Aim:
Output the lines below exactly as they appear, without changing anything.

[Recorded data]
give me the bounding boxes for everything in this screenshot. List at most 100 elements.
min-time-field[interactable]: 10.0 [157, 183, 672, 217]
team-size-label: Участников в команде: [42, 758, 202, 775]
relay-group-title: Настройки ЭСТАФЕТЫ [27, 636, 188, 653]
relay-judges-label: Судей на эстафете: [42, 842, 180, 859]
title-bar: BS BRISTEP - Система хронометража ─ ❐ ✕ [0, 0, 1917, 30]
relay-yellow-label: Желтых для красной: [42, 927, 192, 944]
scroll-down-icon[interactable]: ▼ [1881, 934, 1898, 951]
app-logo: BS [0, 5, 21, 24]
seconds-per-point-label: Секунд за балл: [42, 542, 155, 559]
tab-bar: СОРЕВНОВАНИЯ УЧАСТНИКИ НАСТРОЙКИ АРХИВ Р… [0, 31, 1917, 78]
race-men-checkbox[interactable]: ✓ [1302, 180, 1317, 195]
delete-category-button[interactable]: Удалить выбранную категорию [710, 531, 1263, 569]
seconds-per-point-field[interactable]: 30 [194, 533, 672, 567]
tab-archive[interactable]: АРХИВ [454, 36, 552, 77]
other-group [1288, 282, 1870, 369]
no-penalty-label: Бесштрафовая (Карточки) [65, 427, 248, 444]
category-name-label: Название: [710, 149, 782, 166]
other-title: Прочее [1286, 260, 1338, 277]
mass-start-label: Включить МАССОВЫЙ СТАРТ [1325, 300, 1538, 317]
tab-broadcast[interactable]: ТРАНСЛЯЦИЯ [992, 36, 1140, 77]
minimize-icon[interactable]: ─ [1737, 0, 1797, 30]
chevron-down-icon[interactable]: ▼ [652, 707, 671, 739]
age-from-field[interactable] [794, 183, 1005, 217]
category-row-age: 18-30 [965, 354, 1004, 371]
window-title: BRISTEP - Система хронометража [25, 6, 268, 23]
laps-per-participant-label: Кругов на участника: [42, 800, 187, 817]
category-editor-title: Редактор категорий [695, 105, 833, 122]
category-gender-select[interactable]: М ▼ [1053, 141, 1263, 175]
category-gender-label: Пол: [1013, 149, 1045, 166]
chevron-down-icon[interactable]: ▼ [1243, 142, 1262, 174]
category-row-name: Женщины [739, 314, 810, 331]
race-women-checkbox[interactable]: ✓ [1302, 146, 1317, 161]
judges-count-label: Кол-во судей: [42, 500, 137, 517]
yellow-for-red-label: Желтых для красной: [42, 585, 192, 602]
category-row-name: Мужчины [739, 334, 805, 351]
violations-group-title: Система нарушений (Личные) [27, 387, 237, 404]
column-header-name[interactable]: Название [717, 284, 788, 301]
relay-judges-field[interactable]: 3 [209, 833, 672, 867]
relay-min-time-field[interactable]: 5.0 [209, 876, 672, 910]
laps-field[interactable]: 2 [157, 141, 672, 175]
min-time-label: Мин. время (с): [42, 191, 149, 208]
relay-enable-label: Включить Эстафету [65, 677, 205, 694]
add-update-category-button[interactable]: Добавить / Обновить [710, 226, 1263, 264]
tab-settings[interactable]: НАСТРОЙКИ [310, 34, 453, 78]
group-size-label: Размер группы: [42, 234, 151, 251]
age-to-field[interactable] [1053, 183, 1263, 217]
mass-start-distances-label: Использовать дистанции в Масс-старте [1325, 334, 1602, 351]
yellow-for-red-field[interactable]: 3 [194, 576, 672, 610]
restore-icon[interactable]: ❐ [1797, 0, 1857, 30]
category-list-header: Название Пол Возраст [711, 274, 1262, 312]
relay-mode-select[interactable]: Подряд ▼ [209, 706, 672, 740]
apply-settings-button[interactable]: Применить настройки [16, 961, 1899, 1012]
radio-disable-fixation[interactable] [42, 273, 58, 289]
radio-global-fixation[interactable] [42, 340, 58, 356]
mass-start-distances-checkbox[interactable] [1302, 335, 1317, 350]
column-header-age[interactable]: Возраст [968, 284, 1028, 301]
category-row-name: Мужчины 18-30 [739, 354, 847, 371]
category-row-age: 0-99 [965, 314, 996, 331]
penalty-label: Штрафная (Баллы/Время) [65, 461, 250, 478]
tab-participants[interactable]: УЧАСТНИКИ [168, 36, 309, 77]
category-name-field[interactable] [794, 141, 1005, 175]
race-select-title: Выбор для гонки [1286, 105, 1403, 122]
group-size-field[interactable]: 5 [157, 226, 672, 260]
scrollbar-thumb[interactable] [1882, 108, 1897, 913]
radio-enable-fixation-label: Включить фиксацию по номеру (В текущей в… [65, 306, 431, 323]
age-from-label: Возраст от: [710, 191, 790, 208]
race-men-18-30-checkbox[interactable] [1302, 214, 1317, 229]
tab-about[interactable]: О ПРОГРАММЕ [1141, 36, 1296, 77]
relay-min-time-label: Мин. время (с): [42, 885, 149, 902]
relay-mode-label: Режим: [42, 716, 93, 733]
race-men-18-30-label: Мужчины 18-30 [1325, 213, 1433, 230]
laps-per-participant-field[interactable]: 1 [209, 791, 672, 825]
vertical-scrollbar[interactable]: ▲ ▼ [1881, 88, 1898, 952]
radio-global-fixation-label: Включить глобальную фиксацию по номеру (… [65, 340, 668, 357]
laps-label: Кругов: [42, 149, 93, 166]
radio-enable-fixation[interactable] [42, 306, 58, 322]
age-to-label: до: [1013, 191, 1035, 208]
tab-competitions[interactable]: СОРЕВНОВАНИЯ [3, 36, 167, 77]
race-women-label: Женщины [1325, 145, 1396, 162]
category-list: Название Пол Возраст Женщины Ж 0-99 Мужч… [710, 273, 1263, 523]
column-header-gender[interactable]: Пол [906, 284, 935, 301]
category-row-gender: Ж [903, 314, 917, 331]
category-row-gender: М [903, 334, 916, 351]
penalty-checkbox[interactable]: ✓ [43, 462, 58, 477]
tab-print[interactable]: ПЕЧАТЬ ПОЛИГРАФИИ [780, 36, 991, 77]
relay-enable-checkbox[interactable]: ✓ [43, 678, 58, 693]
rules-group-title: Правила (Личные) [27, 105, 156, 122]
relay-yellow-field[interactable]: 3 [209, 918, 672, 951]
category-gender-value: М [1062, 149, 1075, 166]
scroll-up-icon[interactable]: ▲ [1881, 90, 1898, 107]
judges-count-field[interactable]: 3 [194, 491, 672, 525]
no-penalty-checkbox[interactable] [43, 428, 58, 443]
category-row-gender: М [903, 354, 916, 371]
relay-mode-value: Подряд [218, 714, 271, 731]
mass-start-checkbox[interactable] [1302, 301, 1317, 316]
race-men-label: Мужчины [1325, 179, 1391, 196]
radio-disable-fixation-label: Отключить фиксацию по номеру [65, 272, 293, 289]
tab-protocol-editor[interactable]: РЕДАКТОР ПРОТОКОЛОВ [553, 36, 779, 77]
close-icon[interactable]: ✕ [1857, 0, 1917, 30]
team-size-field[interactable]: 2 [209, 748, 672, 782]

Exercise response:
give me the bounding boxes for everything in this screenshot. List at most 100 elements.
min-time-field[interactable]: 10.0 [157, 183, 672, 217]
team-size-label: Участников в команде: [42, 758, 202, 775]
relay-group-title: Настройки ЭСТАФЕТЫ [27, 636, 188, 653]
relay-judges-label: Судей на эстафете: [42, 842, 180, 859]
title-bar: BS BRISTEP - Система хронометража ─ ❐ ✕ [0, 0, 1917, 30]
relay-yellow-label: Желтых для красной: [42, 927, 192, 944]
scroll-down-icon[interactable]: ▼ [1881, 934, 1898, 951]
app-logo: BS [0, 5, 21, 24]
seconds-per-point-label: Секунд за балл: [42, 542, 155, 559]
tab-bar: СОРЕВНОВАНИЯ УЧАСТНИКИ НАСТРОЙКИ АРХИВ Р… [0, 31, 1917, 78]
race-men-checkbox[interactable]: ✓ [1302, 180, 1317, 195]
delete-category-button[interactable]: Удалить выбранную категорию [710, 531, 1263, 569]
seconds-per-point-field[interactable]: 30 [194, 533, 672, 567]
tab-archive[interactable]: АРХИВ [454, 36, 552, 77]
other-group [1288, 282, 1870, 369]
no-penalty-label: Бесштрафовая (Карточки) [65, 427, 248, 444]
category-name-label: Название: [710, 149, 782, 166]
other-title: Прочее [1286, 260, 1338, 277]
mass-start-label: Включить МАССОВЫЙ СТАРТ [1325, 300, 1538, 317]
tab-broadcast[interactable]: ТРАНСЛЯЦИЯ [992, 36, 1140, 77]
minimize-icon[interactable]: ─ [1737, 0, 1797, 30]
chevron-down-icon[interactable]: ▼ [652, 707, 671, 739]
age-from-field[interactable] [794, 183, 1005, 217]
category-row-age: 18-30 [965, 354, 1004, 371]
window-title: BRISTEP - Система хронометража [25, 6, 268, 23]
laps-per-participant-label: Кругов на участника: [42, 800, 187, 817]
category-editor-title: Редактор категорий [695, 105, 833, 122]
category-gender-select[interactable]: М ▼ [1053, 141, 1263, 175]
category-gender-label: Пол: [1013, 149, 1045, 166]
chevron-down-icon[interactable]: ▼ [1243, 142, 1262, 174]
category-row-name: Женщины [739, 314, 810, 331]
race-women-checkbox[interactable]: ✓ [1302, 146, 1317, 161]
judges-count-label: Кол-во судей: [42, 500, 137, 517]
yellow-for-red-label: Желтых для красной: [42, 585, 192, 602]
category-row-name: Мужчины [739, 334, 805, 351]
violations-group-title: Система нарушений (Личные) [27, 387, 237, 404]
column-header-name[interactable]: Название [717, 284, 788, 301]
relay-judges-field[interactable]: 3 [209, 833, 672, 867]
relay-min-time-field[interactable]: 5.0 [209, 876, 672, 910]
laps-field[interactable]: 2 [157, 141, 672, 175]
min-time-label: Мин. время (с): [42, 191, 149, 208]
relay-enable-label: Включить Эстафету [65, 677, 205, 694]
add-update-category-button[interactable]: Добавить / Обновить [710, 226, 1263, 264]
tab-settings[interactable]: НАСТРОЙКИ [310, 34, 453, 78]
group-size-label: Размер группы: [42, 234, 151, 251]
age-to-field[interactable] [1053, 183, 1263, 217]
mass-start-distances-label: Использовать дистанции в Масс-старте [1325, 334, 1602, 351]
yellow-for-red-field[interactable]: 3 [194, 576, 672, 610]
restore-icon[interactable]: ❐ [1797, 0, 1857, 30]
category-list-header: Название Пол Возраст [711, 274, 1262, 312]
relay-mode-select[interactable]: Подряд ▼ [209, 706, 672, 740]
apply-settings-button[interactable]: Применить настройки [16, 961, 1899, 1012]
radio-disable-fixation[interactable] [42, 273, 58, 289]
radio-global-fixation[interactable] [42, 340, 58, 356]
mass-start-distances-checkbox[interactable] [1302, 335, 1317, 350]
column-header-age[interactable]: Возраст [968, 284, 1028, 301]
category-row-name: Мужчины 18-30 [739, 354, 847, 371]
category-row-age: 0-99 [965, 314, 996, 331]
penalty-label: Штрафная (Баллы/Время) [65, 461, 250, 478]
tab-participants[interactable]: УЧАСТНИКИ [168, 36, 309, 77]
category-name-field[interactable] [794, 141, 1005, 175]
race-select-title: Выбор для гонки [1286, 105, 1403, 122]
group-size-field[interactable]: 5 [157, 226, 672, 260]
scrollbar-thumb[interactable] [1882, 108, 1897, 913]
radio-enable-fixation-label: Включить фиксацию по номеру (В текущей в… [65, 306, 431, 323]
age-from-label: Возраст от: [710, 191, 790, 208]
race-men-18-30-checkbox[interactable] [1302, 214, 1317, 229]
tab-about[interactable]: О ПРОГРАММЕ [1141, 36, 1296, 77]
relay-min-time-label: Мин. время (с): [42, 885, 149, 902]
relay-mode-label: Режим: [42, 716, 93, 733]
race-men-18-30-label: Мужчины 18-30 [1325, 213, 1433, 230]
laps-per-participant-field[interactable]: 1 [209, 791, 672, 825]
vertical-scrollbar[interactable]: ▲ ▼ [1881, 88, 1898, 952]
radio-global-fixation-label: Включить глобальную фиксацию по номеру (… [65, 340, 668, 357]
laps-label: Кругов: [42, 149, 93, 166]
radio-enable-fixation[interactable] [42, 306, 58, 322]
age-to-label: до: [1013, 191, 1035, 208]
tab-competitions[interactable]: СОРЕВНОВАНИЯ [3, 36, 167, 77]
race-women-label: Женщины [1325, 145, 1396, 162]
category-list: Название Пол Возраст Женщины Ж 0-99 Мужч… [710, 273, 1263, 523]
column-header-gender[interactable]: Пол [906, 284, 935, 301]
category-row-gender: Ж [903, 314, 917, 331]
category-row-gender: М [903, 334, 916, 351]
penalty-checkbox[interactable]: ✓ [43, 462, 58, 477]
tab-print[interactable]: ПЕЧАТЬ ПОЛИГРАФИИ [780, 36, 991, 77]
relay-enable-checkbox[interactable]: ✓ [43, 678, 58, 693]
rules-group-title: Правила (Личные) [27, 105, 156, 122]
relay-yellow-field[interactable]: 3 [209, 918, 672, 951]
category-gender-value: М [1062, 149, 1075, 166]
scroll-up-icon[interactable]: ▲ [1881, 90, 1898, 107]
judges-count-field[interactable]: 3 [194, 491, 672, 525]
no-penalty-checkbox[interactable] [43, 428, 58, 443]
category-row-gender: М [903, 354, 916, 371]
relay-mode-value: Подряд [218, 714, 271, 731]
mass-start-checkbox[interactable] [1302, 301, 1317, 316]
race-men-label: Мужчины [1325, 179, 1391, 196]
radio-disable-fixation-label: Отключить фиксацию по номеру [65, 272, 293, 289]
tab-protocol-editor[interactable]: РЕДАКТОР ПРОТОКОЛОВ [553, 36, 779, 77]
close-icon[interactable]: ✕ [1857, 0, 1917, 30]
team-size-field[interactable]: 2 [209, 748, 672, 782]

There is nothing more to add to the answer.